Select each line where the word "output" appears.
** BEGIN Data **
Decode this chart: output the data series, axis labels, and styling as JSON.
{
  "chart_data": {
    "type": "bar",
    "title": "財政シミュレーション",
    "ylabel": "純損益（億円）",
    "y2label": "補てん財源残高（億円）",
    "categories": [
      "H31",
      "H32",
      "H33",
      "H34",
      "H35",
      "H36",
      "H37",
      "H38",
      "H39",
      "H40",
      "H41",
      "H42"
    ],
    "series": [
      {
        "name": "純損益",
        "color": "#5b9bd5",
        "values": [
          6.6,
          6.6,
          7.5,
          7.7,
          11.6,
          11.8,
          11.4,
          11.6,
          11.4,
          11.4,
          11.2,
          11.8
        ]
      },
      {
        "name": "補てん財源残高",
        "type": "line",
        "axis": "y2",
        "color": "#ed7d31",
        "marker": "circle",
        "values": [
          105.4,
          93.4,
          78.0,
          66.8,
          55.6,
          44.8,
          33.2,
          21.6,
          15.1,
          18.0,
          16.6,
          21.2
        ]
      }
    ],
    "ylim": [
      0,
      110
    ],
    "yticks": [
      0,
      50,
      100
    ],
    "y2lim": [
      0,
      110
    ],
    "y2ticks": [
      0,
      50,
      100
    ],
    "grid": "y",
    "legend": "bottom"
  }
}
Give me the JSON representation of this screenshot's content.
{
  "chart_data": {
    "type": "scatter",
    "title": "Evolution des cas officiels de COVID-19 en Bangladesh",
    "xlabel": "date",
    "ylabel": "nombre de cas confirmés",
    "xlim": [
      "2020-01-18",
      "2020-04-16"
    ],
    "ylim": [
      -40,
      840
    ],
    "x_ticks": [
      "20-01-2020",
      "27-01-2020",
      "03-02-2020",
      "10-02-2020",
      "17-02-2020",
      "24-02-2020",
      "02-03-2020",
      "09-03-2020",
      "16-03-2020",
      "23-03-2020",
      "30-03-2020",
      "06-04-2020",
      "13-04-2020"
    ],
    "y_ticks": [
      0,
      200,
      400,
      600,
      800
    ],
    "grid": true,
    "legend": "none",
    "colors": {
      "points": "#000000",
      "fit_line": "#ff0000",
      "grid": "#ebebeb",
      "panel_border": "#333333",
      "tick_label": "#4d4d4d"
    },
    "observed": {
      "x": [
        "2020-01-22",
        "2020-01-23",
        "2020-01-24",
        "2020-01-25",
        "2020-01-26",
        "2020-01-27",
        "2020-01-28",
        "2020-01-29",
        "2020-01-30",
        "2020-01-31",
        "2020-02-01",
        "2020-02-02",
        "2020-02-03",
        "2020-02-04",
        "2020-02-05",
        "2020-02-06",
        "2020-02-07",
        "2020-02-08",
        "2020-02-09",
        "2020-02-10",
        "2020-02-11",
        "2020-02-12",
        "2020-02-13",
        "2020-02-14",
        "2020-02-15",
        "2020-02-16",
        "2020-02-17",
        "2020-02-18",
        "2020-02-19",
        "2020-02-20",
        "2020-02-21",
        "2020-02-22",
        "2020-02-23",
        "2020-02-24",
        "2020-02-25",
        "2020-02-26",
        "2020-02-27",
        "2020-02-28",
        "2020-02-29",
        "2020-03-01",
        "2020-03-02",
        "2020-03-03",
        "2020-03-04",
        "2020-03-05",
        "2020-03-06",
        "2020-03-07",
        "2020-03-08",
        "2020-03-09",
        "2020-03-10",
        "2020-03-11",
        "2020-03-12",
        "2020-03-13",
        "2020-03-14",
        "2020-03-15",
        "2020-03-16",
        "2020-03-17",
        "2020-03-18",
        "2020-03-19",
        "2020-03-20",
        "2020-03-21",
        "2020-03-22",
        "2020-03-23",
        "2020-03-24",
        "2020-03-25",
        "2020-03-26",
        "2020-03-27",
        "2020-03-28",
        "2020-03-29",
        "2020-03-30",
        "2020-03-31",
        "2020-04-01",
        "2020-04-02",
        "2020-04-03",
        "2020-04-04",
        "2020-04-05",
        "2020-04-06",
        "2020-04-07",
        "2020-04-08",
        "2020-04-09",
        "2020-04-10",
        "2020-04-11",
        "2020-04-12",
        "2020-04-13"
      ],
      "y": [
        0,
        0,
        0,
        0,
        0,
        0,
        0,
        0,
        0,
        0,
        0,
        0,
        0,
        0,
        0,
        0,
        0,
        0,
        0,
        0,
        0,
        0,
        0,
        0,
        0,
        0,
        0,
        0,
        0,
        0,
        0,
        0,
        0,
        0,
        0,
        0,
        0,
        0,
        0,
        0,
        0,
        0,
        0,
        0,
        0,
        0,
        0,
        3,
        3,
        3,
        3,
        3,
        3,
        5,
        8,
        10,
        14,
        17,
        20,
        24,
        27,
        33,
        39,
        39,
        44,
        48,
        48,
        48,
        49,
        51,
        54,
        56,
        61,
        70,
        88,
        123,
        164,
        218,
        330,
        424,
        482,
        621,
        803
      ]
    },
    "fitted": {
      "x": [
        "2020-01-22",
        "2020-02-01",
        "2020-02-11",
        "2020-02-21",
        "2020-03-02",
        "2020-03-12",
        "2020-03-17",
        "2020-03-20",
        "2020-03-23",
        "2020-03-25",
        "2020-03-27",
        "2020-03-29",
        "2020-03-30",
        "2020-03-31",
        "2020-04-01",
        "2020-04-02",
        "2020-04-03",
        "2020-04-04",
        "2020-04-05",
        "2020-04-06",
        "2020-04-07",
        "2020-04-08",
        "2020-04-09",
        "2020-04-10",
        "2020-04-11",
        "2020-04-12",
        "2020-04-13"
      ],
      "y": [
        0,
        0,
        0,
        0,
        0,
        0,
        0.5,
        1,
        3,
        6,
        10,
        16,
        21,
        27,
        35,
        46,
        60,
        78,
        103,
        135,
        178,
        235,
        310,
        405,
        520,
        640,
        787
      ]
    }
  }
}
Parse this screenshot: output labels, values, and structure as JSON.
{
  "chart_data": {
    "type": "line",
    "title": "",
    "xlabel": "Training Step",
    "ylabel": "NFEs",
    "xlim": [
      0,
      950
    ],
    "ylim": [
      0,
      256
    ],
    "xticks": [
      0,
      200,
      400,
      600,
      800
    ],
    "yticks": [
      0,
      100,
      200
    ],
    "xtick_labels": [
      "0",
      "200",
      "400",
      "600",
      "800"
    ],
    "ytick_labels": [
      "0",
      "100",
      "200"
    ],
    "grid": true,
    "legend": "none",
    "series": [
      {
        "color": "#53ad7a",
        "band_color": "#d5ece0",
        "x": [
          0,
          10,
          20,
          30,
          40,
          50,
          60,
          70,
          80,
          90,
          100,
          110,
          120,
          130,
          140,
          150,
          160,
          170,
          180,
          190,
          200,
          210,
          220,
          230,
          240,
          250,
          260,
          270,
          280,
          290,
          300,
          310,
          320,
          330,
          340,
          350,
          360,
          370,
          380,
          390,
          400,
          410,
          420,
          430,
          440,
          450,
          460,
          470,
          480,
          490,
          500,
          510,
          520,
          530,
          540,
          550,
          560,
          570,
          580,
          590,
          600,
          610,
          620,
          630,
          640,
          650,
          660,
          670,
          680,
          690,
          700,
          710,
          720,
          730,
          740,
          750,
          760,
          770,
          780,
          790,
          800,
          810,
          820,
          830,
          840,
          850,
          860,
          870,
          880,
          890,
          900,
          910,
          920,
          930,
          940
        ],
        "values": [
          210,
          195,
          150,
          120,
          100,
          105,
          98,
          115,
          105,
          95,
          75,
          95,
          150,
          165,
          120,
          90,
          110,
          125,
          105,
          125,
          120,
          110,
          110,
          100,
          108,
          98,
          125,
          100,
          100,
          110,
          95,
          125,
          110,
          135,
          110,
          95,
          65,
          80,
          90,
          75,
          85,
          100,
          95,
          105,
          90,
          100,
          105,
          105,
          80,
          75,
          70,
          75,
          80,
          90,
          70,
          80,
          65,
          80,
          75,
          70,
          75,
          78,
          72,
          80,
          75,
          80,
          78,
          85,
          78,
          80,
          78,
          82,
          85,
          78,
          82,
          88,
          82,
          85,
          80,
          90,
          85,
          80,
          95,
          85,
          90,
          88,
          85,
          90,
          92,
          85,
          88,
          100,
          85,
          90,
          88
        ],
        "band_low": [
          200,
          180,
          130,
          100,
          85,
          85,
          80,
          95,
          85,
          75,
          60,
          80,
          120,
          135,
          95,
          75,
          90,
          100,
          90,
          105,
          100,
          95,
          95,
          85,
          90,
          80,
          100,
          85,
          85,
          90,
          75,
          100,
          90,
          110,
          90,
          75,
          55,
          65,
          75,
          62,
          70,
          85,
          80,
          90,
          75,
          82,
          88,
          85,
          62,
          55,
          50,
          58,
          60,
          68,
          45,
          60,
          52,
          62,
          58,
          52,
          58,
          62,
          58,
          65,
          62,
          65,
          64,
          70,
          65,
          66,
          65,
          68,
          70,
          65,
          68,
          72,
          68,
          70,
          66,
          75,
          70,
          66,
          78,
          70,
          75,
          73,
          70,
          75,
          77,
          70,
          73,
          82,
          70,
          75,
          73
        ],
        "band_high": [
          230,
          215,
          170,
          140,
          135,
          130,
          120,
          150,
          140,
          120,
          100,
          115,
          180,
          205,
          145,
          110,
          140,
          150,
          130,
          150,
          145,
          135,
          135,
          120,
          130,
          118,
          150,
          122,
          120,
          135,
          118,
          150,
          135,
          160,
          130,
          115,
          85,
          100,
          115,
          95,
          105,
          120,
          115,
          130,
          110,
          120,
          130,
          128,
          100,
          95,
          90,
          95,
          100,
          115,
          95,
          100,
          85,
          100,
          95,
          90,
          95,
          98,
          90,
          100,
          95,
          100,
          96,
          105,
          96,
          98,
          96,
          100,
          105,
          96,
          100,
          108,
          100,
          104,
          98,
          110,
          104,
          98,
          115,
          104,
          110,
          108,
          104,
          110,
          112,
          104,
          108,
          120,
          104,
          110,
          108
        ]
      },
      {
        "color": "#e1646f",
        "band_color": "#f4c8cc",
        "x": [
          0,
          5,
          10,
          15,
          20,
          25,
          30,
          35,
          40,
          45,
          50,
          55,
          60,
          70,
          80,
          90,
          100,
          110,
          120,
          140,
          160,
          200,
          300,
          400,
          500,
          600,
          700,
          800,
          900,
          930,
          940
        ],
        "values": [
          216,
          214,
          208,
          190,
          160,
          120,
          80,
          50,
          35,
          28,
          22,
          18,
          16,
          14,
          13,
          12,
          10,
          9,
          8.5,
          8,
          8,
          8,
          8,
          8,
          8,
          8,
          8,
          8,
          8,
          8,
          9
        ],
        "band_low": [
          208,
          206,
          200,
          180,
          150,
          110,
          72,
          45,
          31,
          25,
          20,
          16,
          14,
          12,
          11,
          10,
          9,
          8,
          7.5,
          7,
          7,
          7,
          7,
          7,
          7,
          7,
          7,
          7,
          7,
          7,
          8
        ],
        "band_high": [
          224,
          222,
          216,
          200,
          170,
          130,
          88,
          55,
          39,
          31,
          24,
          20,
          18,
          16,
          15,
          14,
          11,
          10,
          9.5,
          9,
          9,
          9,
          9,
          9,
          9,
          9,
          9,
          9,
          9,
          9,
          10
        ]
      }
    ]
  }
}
** END Data **
» **Exercise result**:
Decode this chart: output the data series, axis labels, and styling as JSON.
Parse this screenshot: output labels, values, and structure as JSON.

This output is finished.